(Recorded data)
§ §
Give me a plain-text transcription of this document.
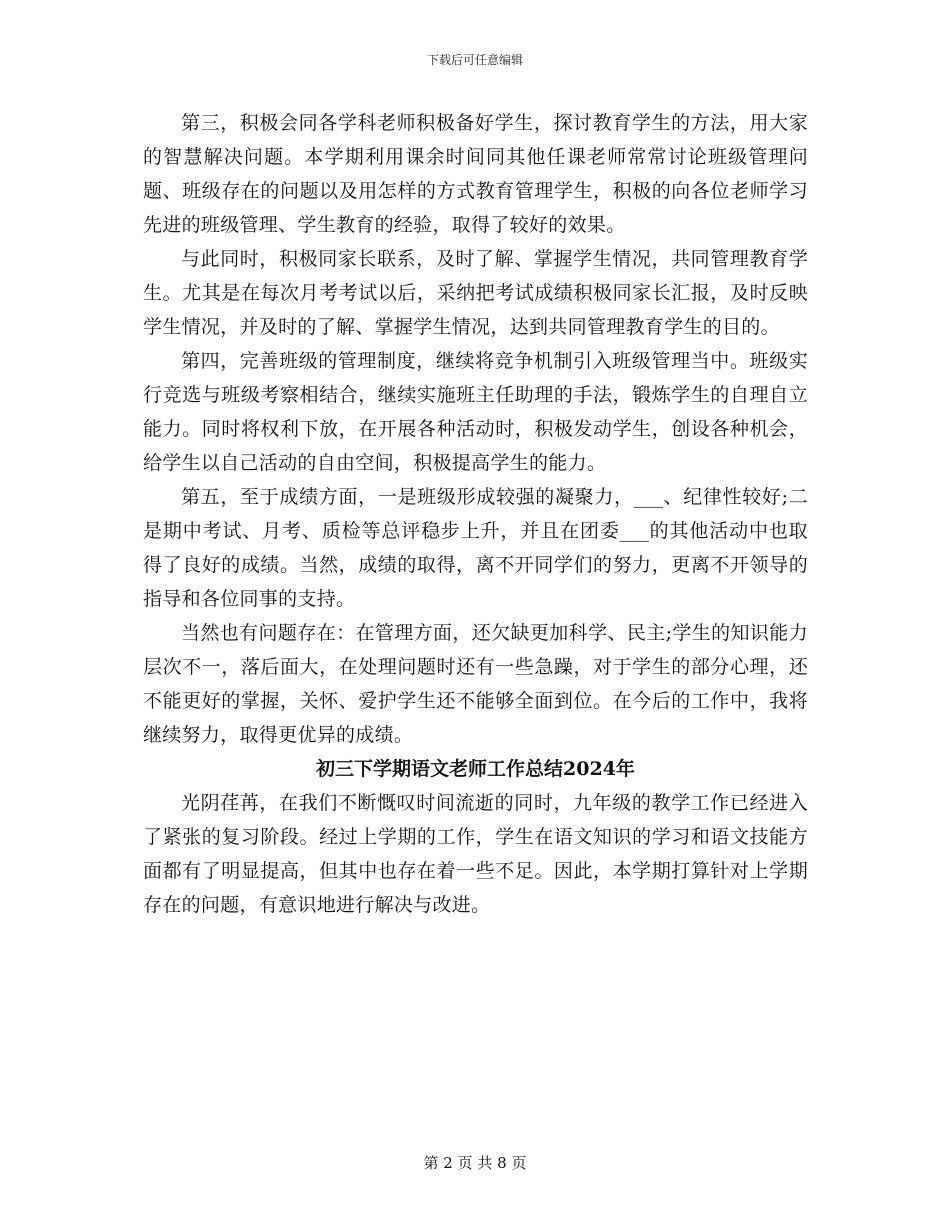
下载后可任意编辑

第三，积极会同各学科老师积极备好学生，探讨教育学生的方法，用大家的智慧解决问题。本学期利用课余时间同其他任课老师常常讨论班级管理问题、班级存在的问题以及用怎样的方式教育管理学生，积极的向各位老师学习先进的班级管理、学生教育的经验，取得了较好的效果。

与此同时，积极同家长联系，及时了解、掌握学生情况，共同管理教育学生。尤其是在每次月考考试以后，采纳把考试成绩积极同家长汇报，及时反映学生情况，并及时的了解、掌握学生情况，达到共同管理教育学生的目的。

第四，完善班级的管理制度，继续将竞争机制引入班级管理当中。班级实行竞选与班级考察相结合，继续实施班主任助理的手法，锻炼学生的自理自立能力。同时将权利下放，在开展各种活动时，积极发动学生，创设各种机会，给学生以自己活动的自由空间，积极提高学生的能力。

第五，至于成绩方面，一是班级形成较强的凝聚力，___、纪律性较好;二是期中考试、月考、质检等总评稳步上升，并且在团委___的其他活动中也取得了良好的成绩。当然，成绩的取得，离不开同学们的努力，更离不开领导的指导和各位同事的支持。

当然也有问题存在：在管理方面，还欠缺更加科学、民主;学生的知识能力层次不一，落后面大，在处理问题时还有一些急躁，对于学生的部分心理，还不能更好的掌握，关怀、爱护学生还不能够全面到位。在今后的工作中，我将继续努力，取得更优异的成绩。

初三下学期语文老师工作总结2024年

光阴荏苒，在我们不断慨叹时间流逝的同时，九年级的教学工作已经进入了紧张的复习阶段。经过上学期的工作，学生在语文知识的学习和语文技能方面都有了明显提高，但其中也存在着一些不足。因此，本学期打算针对上学期存在的问题，有意识地进行解决与改进。

第 2 页 共 8 页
§ §
§ **What the task asks**: All of the data above should be quoted exactly, except for the pictures.

§ **Complete response**:
Give me a plain-text transcription of this document.
下载后可任意编辑

第三，积极会同各学科老师积极备好学生，探讨教育学生的方法，用大家的智慧解决问题。本学期利用课余时间同其他任课老师常常讨论班级管理问题、班级存在的问题以及用怎样的方式教育管理学生，积极的向各位老师学习先进的班级管理、学生教育的经验，取得了较好的效果。

与此同时，积极同家长联系，及时了解、掌握学生情况，共同管理教育学生。尤其是在每次月考考试以后，采纳把考试成绩积极同家长汇报，及时反映学生情况，并及时的了解、掌握学生情况，达到共同管理教育学生的目的。

第四，完善班级的管理制度，继续将竞争机制引入班级管理当中。班级实行竞选与班级考察相结合，继续实施班主任助理的手法，锻炼学生的自理自立能力。同时将权利下放，在开展各种活动时，积极发动学生，创设各种机会，给学生以自己活动的自由空间，积极提高学生的能力。

第五，至于成绩方面，一是班级形成较强的凝聚力，___、纪律性较好;二是期中考试、月考、质检等总评稳步上升，并且在团委___的其他活动中也取得了良好的成绩。当然，成绩的取得，离不开同学们的努力，更离不开领导的指导和各位同事的支持。

当然也有问题存在：在管理方面，还欠缺更加科学、民主;学生的知识能力层次不一，落后面大，在处理问题时还有一些急躁，对于学生的部分心理，还不能更好的掌握，关怀、爱护学生还不能够全面到位。在今后的工作中，我将继续努力，取得更优异的成绩。

初三下学期语文老师工作总结2024年

光阴荏苒，在我们不断慨叹时间流逝的同时，九年级的教学工作已经进入了紧张的复习阶段。经过上学期的工作，学生在语文知识的学习和语文技能方面都有了明显提高，但其中也存在着一些不足。因此，本学期打算针对上学期存在的问题，有意识地进行解决与改进。

第 2 页 共 8 页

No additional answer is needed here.